::: RECORDS

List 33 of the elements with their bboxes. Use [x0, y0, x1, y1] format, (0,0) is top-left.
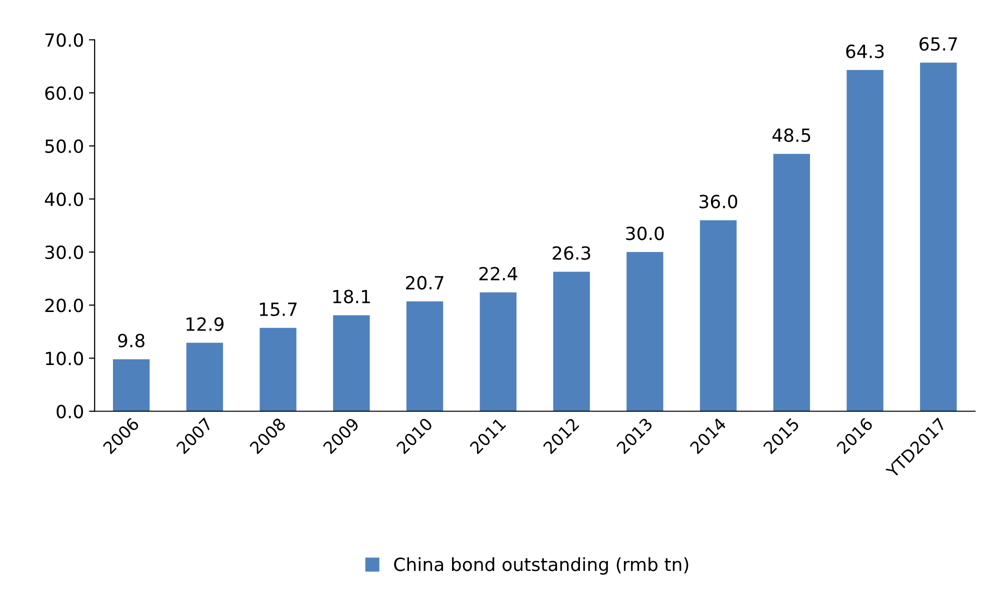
bar [920, 62, 957, 412]
data-label: 22.4 [479, 266, 518, 280]
y-tick-label: 50.0 [45, 139, 84, 154]
bar [186, 342, 224, 412]
bar [626, 252, 664, 412]
bar [846, 70, 884, 412]
y-tick-label: 10.0 [46, 352, 84, 366]
y-tick-label: 40.0 [44, 192, 84, 206]
y-tick-label: 20.0 [45, 298, 84, 312]
legend-label: China bond outstanding (rmb tn) [394, 557, 688, 575]
data-label: 65.7 [920, 37, 957, 51]
bar [553, 272, 590, 412]
y-tick-label: 60.0 [45, 86, 84, 100]
data-label: 15.7 [260, 302, 297, 316]
y-tick-label: 0.0 [56, 404, 84, 418]
bar [700, 220, 737, 412]
bar [112, 359, 150, 412]
bar [480, 292, 517, 412]
bar [333, 315, 370, 412]
y-tick-label: 30.0 [45, 246, 84, 260]
data-label: 20.7 [406, 276, 444, 290]
data-label: 9.8 [118, 334, 144, 348]
y-tick-label: 70.0 [45, 33, 84, 47]
data-label: 12.9 [186, 317, 224, 331]
data-label: 48.5 [772, 128, 810, 142]
data-label: 18.1 [333, 290, 370, 304]
data-label: 36.0 [700, 194, 738, 208]
data-label: 64.3 [846, 44, 884, 58]
data-label: 30.0 [626, 226, 664, 240]
bar [773, 154, 810, 412]
bar [406, 301, 444, 412]
bar [260, 328, 296, 412]
data-label: 26.3 [552, 246, 590, 260]
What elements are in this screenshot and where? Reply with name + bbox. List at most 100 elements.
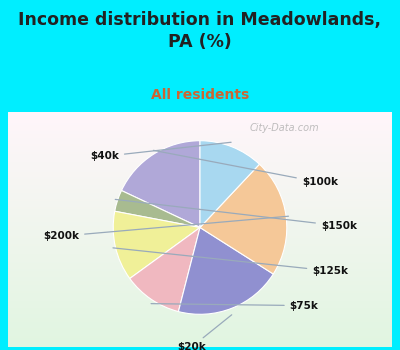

::::::

Copy every row above word for word, leaving out the pictures.

• [SOLUTION TO THIS PROBLEM]:
List 33 of the elements with their bboxes. Use [x0, y0, x1, y1] format, (0,0) is top-left.
bar [920, 62, 957, 412]
data-label: 22.4 [479, 266, 518, 280]
y-tick-label: 50.0 [45, 139, 84, 154]
bar [186, 342, 224, 412]
bar [626, 252, 664, 412]
bar [846, 70, 884, 412]
y-tick-label: 10.0 [46, 352, 84, 366]
y-tick-label: 40.0 [44, 192, 84, 206]
y-tick-label: 20.0 [45, 298, 84, 312]
legend-label: China bond outstanding (rmb tn) [394, 557, 688, 575]
data-label: 65.7 [920, 37, 957, 51]
bar [553, 272, 590, 412]
y-tick-label: 60.0 [45, 86, 84, 100]
data-label: 15.7 [260, 302, 297, 316]
y-tick-label: 0.0 [56, 404, 84, 418]
bar [700, 220, 737, 412]
bar [112, 359, 150, 412]
bar [480, 292, 517, 412]
bar [333, 315, 370, 412]
y-tick-label: 30.0 [45, 246, 84, 260]
data-label: 20.7 [406, 276, 444, 290]
data-label: 9.8 [118, 334, 144, 348]
y-tick-label: 70.0 [45, 33, 84, 47]
data-label: 12.9 [186, 317, 224, 331]
data-label: 48.5 [772, 128, 810, 142]
data-label: 18.1 [333, 290, 370, 304]
data-label: 36.0 [700, 194, 738, 208]
data-label: 64.3 [846, 44, 884, 58]
data-label: 30.0 [626, 226, 664, 240]
bar [773, 154, 810, 412]
bar [406, 301, 444, 412]
bar [260, 328, 296, 412]
data-label: 26.3 [552, 246, 590, 260]
What elements are in this screenshot and where? Reply with name + bbox. List at most 100 elements.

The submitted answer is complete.